** Required task **
Work through the following lines and count those that hold the word "Feuchte". Reply with that number only.

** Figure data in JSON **
"""
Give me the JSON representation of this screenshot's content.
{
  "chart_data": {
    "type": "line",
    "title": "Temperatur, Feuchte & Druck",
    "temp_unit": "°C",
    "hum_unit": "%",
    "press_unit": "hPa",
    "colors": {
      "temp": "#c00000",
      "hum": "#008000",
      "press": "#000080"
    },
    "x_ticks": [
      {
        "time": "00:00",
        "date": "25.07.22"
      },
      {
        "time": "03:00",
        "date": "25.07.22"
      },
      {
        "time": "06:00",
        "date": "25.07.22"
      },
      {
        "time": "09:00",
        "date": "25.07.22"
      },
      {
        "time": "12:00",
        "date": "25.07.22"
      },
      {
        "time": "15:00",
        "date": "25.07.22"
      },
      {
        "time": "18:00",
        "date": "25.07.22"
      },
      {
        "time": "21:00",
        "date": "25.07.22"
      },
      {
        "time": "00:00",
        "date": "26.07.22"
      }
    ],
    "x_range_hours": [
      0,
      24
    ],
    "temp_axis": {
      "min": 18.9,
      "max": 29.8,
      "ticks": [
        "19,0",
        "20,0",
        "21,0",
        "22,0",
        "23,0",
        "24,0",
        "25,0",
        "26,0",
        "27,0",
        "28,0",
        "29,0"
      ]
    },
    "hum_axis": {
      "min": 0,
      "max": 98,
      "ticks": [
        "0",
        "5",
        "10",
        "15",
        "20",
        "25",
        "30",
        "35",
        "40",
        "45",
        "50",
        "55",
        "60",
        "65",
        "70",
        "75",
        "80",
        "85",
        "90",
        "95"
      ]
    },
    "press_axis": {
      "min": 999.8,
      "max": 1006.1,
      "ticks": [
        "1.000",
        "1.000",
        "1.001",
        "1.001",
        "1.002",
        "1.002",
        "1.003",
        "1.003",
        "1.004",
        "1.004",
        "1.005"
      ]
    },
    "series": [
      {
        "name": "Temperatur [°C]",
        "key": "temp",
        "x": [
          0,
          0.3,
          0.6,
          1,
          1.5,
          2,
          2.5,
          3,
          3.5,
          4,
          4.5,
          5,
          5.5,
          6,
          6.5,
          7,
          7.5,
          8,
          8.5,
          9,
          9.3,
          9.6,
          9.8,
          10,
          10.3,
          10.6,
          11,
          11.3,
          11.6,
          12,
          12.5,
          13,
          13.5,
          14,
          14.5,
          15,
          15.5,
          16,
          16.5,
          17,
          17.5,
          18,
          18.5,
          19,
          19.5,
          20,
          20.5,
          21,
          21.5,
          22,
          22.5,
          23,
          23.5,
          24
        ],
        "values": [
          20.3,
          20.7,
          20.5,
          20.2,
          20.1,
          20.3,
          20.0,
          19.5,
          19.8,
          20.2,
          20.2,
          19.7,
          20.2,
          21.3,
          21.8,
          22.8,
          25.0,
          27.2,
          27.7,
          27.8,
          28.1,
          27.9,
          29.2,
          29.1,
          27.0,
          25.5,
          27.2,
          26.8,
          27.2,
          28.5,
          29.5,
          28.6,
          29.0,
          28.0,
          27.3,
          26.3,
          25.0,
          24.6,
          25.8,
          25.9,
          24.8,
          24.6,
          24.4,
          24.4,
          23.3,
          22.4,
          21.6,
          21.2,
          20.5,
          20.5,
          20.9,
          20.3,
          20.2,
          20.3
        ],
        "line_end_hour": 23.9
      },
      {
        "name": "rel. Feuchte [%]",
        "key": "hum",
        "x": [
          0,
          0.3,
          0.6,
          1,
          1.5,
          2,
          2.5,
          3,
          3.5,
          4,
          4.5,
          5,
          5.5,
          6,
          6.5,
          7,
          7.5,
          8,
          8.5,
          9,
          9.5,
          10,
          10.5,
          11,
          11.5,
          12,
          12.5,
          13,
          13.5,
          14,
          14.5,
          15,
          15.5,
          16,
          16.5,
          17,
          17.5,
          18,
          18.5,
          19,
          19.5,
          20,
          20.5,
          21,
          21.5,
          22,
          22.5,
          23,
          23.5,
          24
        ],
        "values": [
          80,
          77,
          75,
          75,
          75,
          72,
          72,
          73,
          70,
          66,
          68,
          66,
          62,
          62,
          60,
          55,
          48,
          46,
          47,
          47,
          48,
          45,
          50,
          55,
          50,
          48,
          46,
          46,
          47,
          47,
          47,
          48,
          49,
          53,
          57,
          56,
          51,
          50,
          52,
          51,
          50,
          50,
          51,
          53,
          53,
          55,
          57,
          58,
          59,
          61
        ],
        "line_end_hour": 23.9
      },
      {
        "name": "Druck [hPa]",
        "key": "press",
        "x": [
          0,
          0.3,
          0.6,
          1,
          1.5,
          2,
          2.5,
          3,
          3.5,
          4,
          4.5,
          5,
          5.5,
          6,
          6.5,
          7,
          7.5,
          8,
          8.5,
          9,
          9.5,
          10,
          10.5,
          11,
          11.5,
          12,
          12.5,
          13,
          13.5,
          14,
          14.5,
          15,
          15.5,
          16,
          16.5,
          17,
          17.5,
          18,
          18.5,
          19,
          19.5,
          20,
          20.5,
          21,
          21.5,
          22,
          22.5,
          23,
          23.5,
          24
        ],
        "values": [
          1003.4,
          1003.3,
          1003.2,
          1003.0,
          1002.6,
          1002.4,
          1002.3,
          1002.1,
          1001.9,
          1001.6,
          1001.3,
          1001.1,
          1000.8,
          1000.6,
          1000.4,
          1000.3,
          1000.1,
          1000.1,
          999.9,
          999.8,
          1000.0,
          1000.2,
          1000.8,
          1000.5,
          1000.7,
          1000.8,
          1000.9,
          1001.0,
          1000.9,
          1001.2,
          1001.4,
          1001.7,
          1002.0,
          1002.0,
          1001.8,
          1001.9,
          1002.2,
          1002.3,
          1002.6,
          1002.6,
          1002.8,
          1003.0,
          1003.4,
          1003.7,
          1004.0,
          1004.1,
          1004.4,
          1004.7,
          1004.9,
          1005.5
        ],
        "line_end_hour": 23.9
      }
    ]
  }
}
"""
** Written solution **
2